▶ Task statement
Look through the listing for the word "this". Copy each line that has it.

▶ Stored items
+++++

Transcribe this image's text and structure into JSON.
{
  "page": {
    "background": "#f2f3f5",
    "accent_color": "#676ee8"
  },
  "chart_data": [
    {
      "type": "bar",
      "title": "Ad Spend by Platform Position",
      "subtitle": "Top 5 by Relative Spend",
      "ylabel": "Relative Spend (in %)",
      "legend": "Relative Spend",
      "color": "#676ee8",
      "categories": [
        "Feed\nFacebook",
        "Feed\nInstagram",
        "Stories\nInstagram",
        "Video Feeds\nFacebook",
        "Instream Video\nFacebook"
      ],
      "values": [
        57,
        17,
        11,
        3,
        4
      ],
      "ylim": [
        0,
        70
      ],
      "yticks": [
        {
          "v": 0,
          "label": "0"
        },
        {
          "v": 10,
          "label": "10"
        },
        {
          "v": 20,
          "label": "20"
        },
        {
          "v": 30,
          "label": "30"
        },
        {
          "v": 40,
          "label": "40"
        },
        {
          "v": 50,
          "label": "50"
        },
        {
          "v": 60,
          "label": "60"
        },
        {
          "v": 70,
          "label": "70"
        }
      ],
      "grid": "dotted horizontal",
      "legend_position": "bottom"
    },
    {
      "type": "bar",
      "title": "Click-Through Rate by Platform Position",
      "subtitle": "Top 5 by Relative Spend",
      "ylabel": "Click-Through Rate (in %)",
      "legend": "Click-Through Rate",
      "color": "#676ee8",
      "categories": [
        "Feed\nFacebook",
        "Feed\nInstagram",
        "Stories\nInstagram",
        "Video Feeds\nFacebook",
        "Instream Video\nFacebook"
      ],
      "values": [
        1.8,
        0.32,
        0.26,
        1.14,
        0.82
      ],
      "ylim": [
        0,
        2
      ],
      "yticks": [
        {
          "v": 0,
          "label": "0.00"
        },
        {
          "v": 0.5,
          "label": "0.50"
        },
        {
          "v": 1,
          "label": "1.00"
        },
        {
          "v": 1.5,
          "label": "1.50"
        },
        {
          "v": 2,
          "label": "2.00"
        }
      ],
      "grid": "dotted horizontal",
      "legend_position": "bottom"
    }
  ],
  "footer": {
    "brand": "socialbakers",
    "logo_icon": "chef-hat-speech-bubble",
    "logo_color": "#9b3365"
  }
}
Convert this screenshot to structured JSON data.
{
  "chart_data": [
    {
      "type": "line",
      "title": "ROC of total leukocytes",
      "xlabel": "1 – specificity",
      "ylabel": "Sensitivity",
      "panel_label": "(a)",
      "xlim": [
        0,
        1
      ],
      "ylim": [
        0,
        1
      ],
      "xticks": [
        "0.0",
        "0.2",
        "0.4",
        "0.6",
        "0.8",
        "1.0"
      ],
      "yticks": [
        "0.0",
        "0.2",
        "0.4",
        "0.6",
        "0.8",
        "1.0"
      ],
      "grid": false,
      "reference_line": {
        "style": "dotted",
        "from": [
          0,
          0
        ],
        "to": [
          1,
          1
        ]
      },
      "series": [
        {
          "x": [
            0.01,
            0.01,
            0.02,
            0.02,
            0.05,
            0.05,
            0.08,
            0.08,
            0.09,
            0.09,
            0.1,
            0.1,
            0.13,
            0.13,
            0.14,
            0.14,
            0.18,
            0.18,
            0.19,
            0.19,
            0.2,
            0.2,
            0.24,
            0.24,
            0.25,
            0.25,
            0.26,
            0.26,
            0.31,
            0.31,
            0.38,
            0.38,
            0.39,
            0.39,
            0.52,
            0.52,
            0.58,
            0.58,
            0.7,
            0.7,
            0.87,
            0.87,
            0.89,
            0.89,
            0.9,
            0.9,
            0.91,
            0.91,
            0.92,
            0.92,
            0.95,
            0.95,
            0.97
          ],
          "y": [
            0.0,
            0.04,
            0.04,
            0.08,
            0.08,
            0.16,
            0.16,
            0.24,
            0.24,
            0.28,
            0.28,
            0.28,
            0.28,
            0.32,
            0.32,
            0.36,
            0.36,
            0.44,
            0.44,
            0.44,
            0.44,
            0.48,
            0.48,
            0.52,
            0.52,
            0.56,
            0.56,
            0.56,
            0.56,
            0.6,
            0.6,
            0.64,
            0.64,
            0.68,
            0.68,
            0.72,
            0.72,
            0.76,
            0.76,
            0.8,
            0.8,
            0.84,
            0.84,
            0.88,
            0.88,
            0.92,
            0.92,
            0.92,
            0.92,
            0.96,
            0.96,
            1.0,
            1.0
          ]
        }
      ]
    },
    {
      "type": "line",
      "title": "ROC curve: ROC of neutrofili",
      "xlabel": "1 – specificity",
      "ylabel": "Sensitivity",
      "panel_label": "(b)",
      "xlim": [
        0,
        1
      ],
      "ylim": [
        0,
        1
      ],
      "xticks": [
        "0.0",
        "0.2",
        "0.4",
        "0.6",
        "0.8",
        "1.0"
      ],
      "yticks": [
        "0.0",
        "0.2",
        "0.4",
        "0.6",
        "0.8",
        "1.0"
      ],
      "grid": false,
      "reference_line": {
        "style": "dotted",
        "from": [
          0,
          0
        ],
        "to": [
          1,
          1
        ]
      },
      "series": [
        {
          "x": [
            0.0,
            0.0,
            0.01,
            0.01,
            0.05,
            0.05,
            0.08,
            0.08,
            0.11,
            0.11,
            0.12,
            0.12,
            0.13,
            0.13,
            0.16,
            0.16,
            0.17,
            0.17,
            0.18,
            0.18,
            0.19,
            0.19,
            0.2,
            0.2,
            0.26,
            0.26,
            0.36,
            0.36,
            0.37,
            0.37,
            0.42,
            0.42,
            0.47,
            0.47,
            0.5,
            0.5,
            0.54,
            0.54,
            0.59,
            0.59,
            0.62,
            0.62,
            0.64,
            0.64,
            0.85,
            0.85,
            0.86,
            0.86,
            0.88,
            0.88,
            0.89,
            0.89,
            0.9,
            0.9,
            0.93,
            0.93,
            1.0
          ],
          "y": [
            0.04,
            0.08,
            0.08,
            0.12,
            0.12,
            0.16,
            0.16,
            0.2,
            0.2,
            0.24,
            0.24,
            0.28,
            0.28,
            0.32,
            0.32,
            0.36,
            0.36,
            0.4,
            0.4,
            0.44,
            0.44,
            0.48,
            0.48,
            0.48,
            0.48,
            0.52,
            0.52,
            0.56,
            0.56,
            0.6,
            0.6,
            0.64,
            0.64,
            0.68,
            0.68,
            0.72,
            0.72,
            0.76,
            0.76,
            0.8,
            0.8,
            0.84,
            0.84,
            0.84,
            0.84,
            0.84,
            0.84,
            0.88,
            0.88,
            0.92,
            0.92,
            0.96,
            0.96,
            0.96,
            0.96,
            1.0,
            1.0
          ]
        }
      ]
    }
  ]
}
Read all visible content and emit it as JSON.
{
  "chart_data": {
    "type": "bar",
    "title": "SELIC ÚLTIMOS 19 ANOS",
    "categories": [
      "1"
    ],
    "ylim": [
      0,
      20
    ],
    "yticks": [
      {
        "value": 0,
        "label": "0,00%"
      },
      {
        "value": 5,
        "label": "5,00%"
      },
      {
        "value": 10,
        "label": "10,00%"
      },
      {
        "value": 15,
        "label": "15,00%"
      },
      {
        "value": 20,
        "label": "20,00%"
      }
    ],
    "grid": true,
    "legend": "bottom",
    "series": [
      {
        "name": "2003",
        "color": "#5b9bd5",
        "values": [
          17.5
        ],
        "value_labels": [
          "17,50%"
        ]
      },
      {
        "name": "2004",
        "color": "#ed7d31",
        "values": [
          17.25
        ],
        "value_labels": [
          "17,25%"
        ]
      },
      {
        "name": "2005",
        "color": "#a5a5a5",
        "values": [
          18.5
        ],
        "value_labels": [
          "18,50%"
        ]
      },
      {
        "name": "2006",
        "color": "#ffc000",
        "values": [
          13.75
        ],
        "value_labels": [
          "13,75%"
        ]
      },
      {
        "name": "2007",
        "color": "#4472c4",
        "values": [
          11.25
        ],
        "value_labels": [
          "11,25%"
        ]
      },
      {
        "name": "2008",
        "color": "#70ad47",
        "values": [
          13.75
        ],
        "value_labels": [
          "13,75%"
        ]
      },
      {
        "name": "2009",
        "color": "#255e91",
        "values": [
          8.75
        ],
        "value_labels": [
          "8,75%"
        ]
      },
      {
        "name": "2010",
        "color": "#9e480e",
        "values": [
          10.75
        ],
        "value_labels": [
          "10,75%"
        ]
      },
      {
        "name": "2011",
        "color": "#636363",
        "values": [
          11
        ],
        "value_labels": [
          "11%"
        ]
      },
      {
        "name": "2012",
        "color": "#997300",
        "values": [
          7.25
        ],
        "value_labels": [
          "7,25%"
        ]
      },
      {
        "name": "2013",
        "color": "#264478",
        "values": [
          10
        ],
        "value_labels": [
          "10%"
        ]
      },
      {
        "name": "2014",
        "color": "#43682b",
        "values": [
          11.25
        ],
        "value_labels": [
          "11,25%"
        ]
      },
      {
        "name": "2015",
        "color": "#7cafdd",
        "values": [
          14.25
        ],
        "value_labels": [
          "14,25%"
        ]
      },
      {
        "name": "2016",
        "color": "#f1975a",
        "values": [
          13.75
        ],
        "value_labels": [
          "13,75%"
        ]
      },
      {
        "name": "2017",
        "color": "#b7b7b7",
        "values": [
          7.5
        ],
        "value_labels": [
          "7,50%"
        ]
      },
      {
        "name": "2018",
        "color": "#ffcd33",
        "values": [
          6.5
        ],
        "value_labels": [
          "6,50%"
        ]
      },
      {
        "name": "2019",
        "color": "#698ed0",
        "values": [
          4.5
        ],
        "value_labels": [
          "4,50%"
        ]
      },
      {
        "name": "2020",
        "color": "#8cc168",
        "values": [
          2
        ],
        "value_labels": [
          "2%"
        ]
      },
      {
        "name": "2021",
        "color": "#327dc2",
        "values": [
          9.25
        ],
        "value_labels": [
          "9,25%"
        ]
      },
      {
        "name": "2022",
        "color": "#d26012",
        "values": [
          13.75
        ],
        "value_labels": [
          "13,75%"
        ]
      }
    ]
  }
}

+++++

▶ Task result
Transcribe this image's text and structure into JSON.
Convert this screenshot to structured JSON data.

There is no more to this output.